What to do — Gather every line holding the string "Spread".

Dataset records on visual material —
□ □ □ □ □

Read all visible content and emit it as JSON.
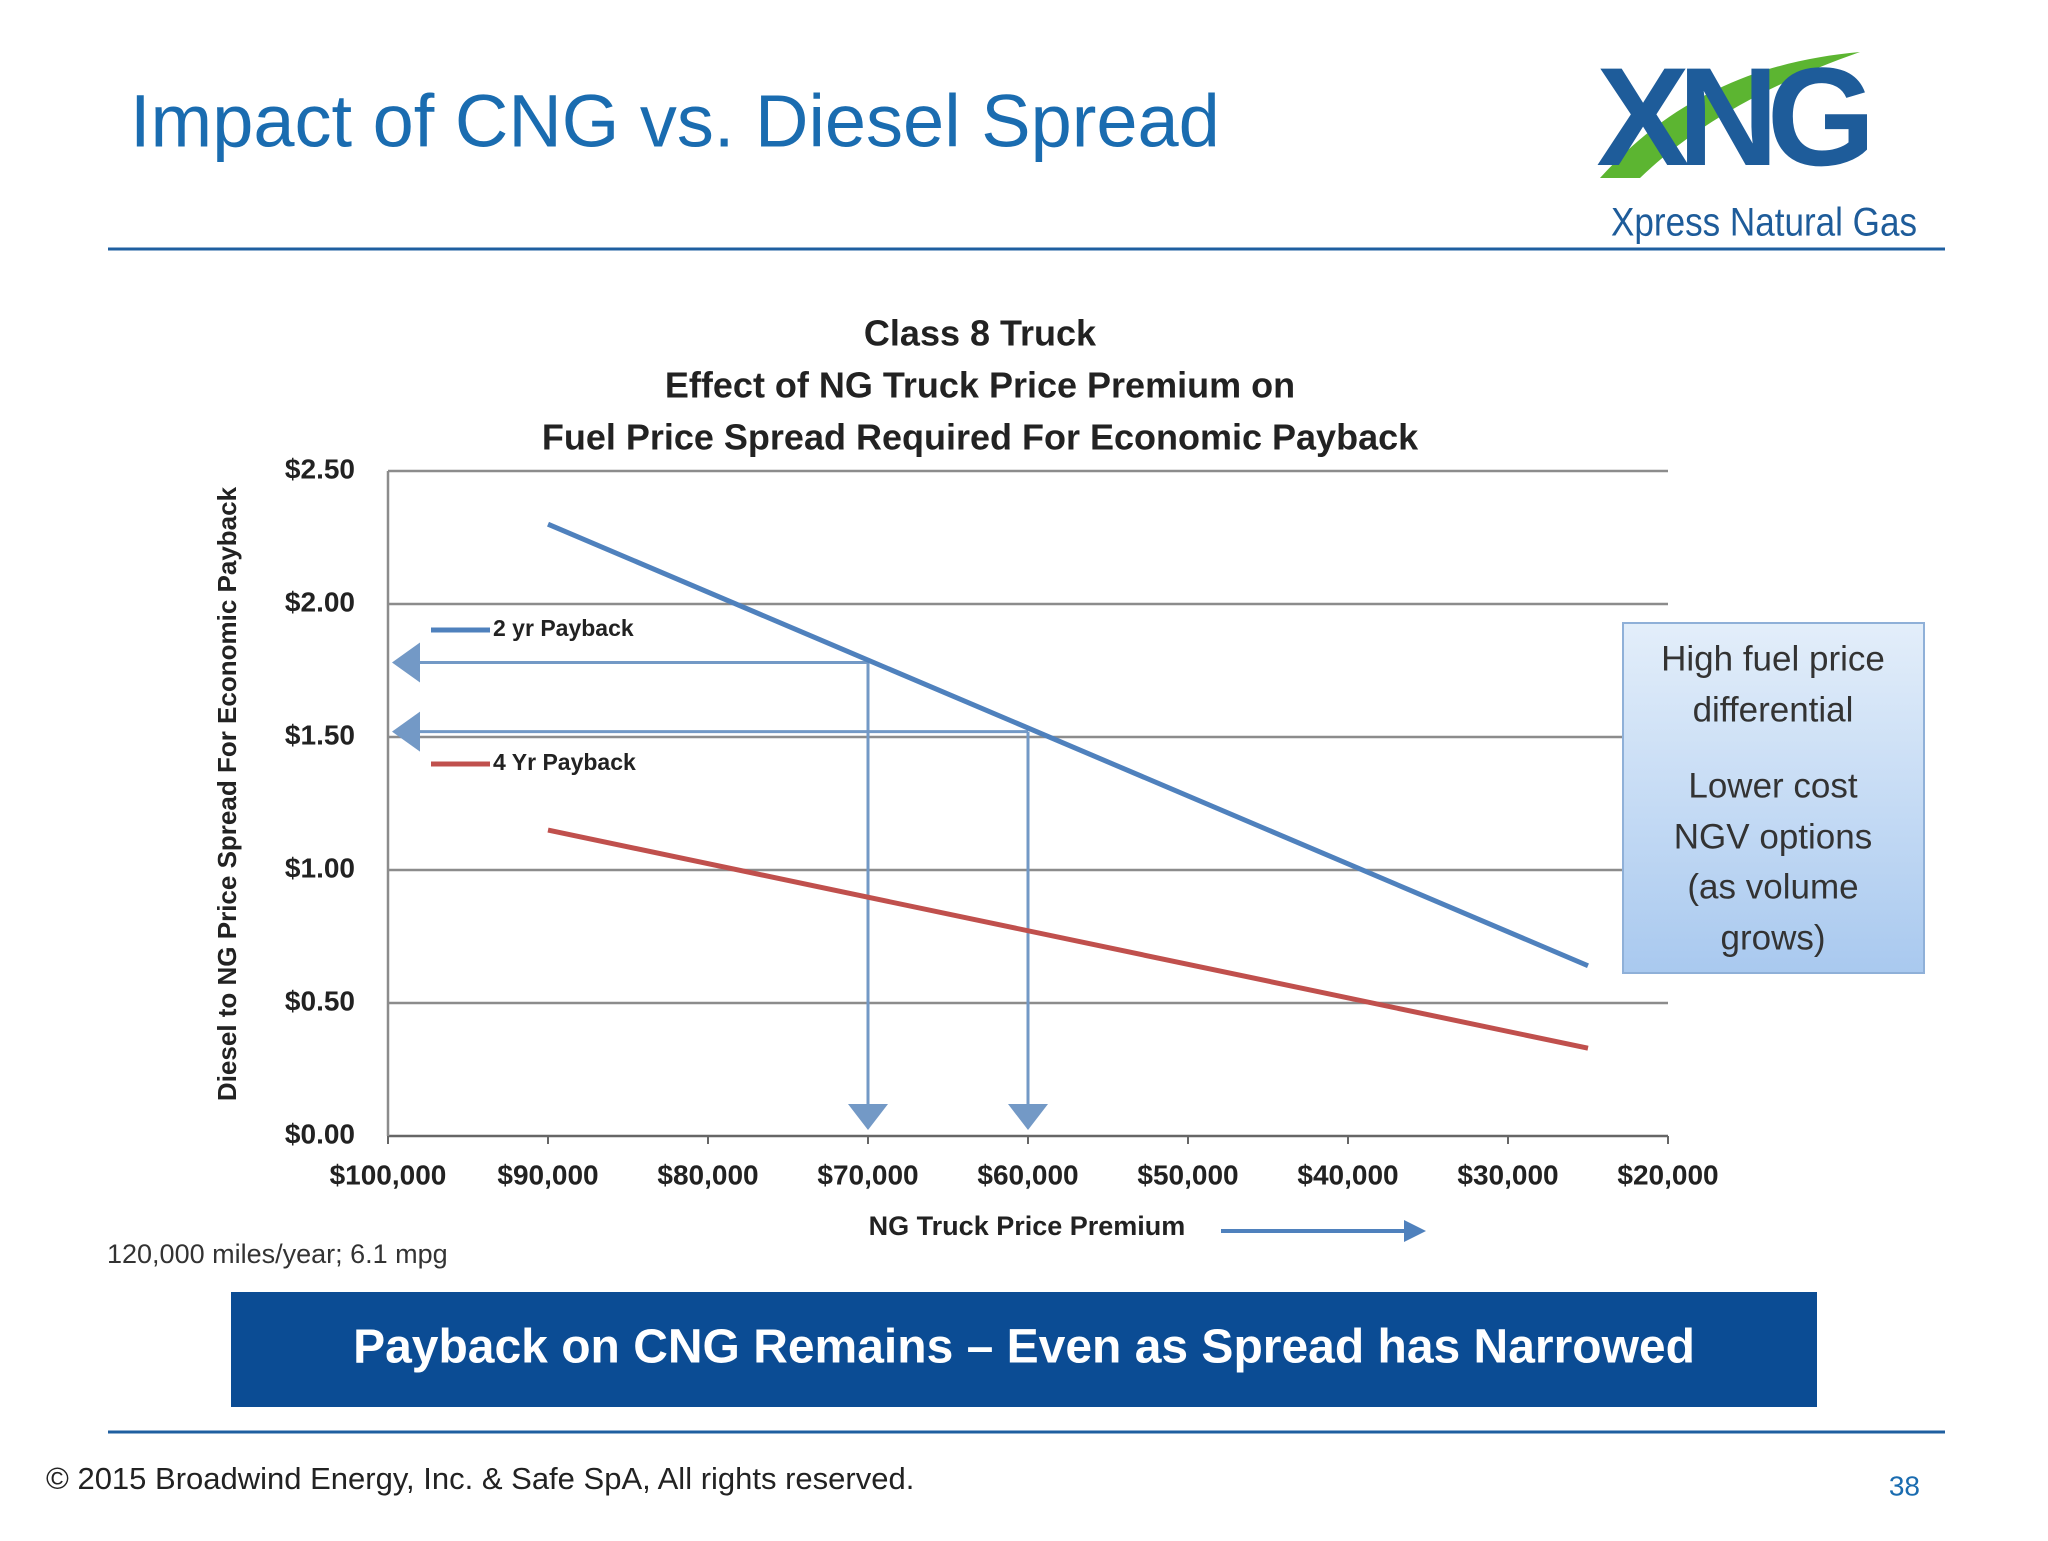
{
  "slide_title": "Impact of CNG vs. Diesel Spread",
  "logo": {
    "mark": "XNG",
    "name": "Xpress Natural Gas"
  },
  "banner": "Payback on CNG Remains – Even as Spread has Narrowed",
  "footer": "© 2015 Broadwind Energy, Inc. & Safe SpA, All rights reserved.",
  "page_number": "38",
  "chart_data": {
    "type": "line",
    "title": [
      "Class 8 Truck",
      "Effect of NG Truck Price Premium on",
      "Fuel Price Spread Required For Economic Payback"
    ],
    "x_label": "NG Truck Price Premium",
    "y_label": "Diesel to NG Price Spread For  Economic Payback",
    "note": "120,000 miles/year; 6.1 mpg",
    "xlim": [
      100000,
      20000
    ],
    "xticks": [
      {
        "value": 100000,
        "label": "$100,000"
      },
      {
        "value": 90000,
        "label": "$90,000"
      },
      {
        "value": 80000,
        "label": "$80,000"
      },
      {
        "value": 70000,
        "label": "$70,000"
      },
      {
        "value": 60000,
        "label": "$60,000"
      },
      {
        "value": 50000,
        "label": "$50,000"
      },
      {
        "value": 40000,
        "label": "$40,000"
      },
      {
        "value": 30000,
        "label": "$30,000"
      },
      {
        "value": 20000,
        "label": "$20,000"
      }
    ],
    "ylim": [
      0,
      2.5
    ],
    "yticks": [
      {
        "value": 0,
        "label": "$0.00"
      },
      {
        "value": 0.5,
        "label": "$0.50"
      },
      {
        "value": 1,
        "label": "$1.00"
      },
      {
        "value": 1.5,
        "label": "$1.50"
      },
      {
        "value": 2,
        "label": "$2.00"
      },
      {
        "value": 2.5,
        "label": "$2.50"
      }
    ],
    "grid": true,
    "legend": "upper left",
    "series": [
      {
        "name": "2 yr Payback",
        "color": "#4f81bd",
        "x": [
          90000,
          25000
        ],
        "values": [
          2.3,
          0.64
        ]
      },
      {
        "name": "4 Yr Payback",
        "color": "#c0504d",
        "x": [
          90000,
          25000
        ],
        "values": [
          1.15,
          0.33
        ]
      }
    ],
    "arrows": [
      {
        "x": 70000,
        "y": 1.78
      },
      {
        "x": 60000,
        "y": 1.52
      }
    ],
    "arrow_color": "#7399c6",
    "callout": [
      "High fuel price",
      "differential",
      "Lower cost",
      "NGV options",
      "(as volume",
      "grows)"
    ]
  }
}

□ □ □ □ □

Written answer —
  "slide_title": "Impact of CNG vs. Diesel Spread",
  "banner": "Payback on CNG Remains – Even as Spread has Narrowed",
      "Fuel Price Spread Required For Economic Payback"
    "y_label": "Diesel to NG Price Spread For  Economic Payback",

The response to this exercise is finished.